Supplied entries —
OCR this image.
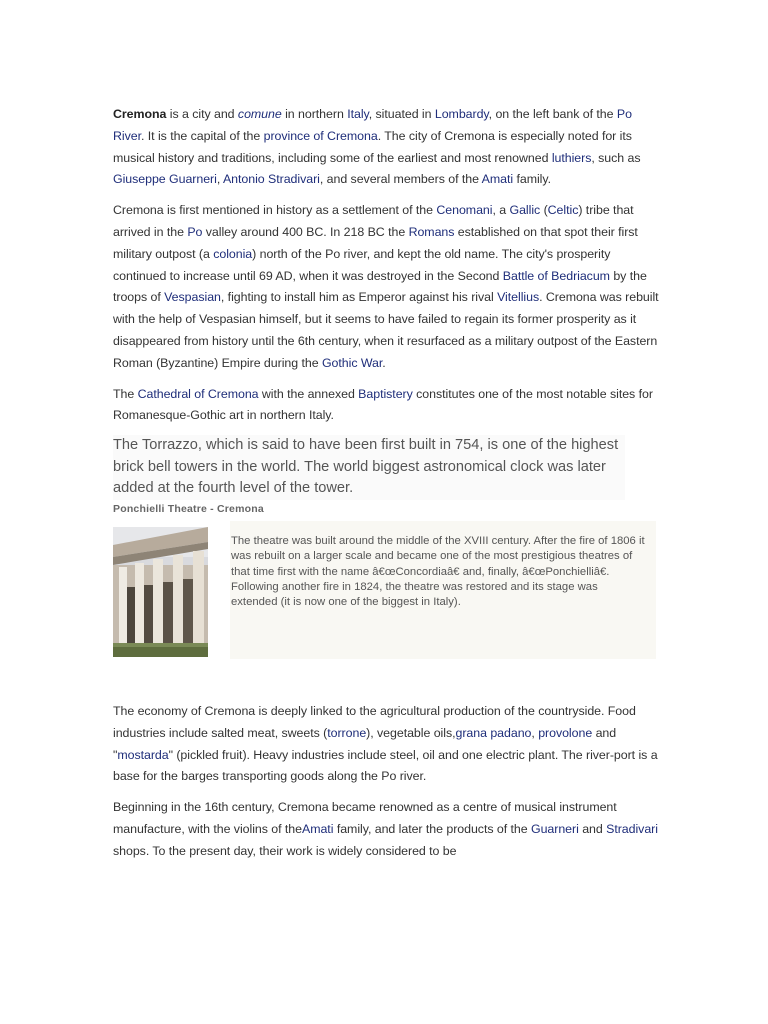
Cremona is a city and comune in northern Italy, situated in Lombardy, on the left bank of the Po River. It is the capital of the province of Cremona. The city of Cremona is especially noted for its musical history and traditions, including some of the earliest and most renowned luthiers, such as Giuseppe Guarneri, Antonio Stradivari, and several members of the Amati family.

Cremona is first mentioned in history as a settlement of the Cenomani, a Gallic (Celtic) tribe that arrived in the Po valley around 400 BC. In 218 BC the Romans established on that spot their first military outpost (a colonia) north of the Po river, and kept the old name. The city's prosperity continued to increase until 69 AD, when it was destroyed in the Second Battle of Bedriacum by the troops of Vespasian, fighting to install him as Emperor against his rival Vitellius. Cremona was rebuilt with the help of Vespasian himself, but it seems to have failed to regain its former prosperity as it disappeared from history until the 6th century, when it resurfaced as a military outpost of the Eastern Roman (Byzantine) Empire during the Gothic War.

The Cathedral of Cremona with the annexed Baptistery constitutes one of the most notable sites for Romanesque-Gothic art in northern Italy.

The Torrazzo, which is said to have been first built in 754, is one of the highest brick bell towers in the world. The world biggest astronomical clock was later added at the fourth level of the tower.
Ponchielli Theatre - Cremona
The theatre was built around the middle of the XVIII century. After the fire of 1806 it was rebuilt on a larger scale and became one of the most prestigious theatres of that time first with the name â€œConcordiaâ€ and, finally, â€œPonchielliâ€. Following another fire in 1824, the theatre was restored and its stage was extended (it is now one of the biggest in Italy).

The economy of Cremona is deeply linked to the agricultural production of the countryside. Food industries include salted meat, sweets (torrone), vegetable oils,grana padano, provolone and "mostarda" (pickled fruit). Heavy industries include steel, oil and one electric plant. The river-port is a base for the barges transporting goods along the Po river.

Beginning in the 16th century, Cremona became renowned as a centre of musical instrument manufacture, with the violins of theAmati family, and later the products of the Guarneri and Stradivari shops. To the present day, their work is widely considered to be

Short task —
Make an exact copy of the listing above. Do not include the pictures.

Task solution —
OCR this image.
Cremona is a city and comune in northern Italy, situated in Lombardy, on the left bank of the Po River. It is the capital of the province of Cremona. The city of Cremona is especially noted for its musical history and traditions, including some of the earliest and most renowned luthiers, such as Giuseppe Guarneri, Antonio Stradivari, and several members of the Amati family.

Cremona is first mentioned in history as a settlement of the Cenomani, a Gallic (Celtic) tribe that arrived in the Po valley around 400 BC. In 218 BC the Romans established on that spot their first military outpost (a colonia) north of the Po river, and kept the old name. The city's prosperity continued to increase until 69 AD, when it was destroyed in the Second Battle of Bedriacum by the troops of Vespasian, fighting to install him as Emperor against his rival Vitellius. Cremona was rebuilt with the help of Vespasian himself, but it seems to have failed to regain its former prosperity as it disappeared from history until the 6th century, when it resurfaced as a military outpost of the Eastern Roman (Byzantine) Empire during the Gothic War.

The Cathedral of Cremona with the annexed Baptistery constitutes one of the most notable sites for Romanesque-Gothic art in northern Italy.

The Torrazzo, which is said to have been first built in 754, is one of the highest brick bell towers in the world. The world biggest astronomical clock was later added at the fourth level of the tower.
Ponchielli Theatre - Cremona
The theatre was built around the middle of the XVIII century. After the fire of 1806 it was rebuilt on a larger scale and became one of the most prestigious theatres of that time first with the name â€œConcordiaâ€ and, finally, â€œPonchielliâ€. Following another fire in 1824, the theatre was restored and its stage was extended (it is now one of the biggest in Italy).

The economy of Cremona is deeply linked to the agricultural production of the countryside. Food industries include salted meat, sweets (torrone), vegetable oils,grana padano, provolone and "mostarda" (pickled fruit). Heavy industries include steel, oil and one electric plant. The river-port is a base for the barges transporting goods along the Po river.

Beginning in the 16th century, Cremona became renowned as a centre of musical instrument manufacture, with the violins of theAmati family, and later the products of the Guarneri and Stradivari shops. To the present day, their work is widely considered to be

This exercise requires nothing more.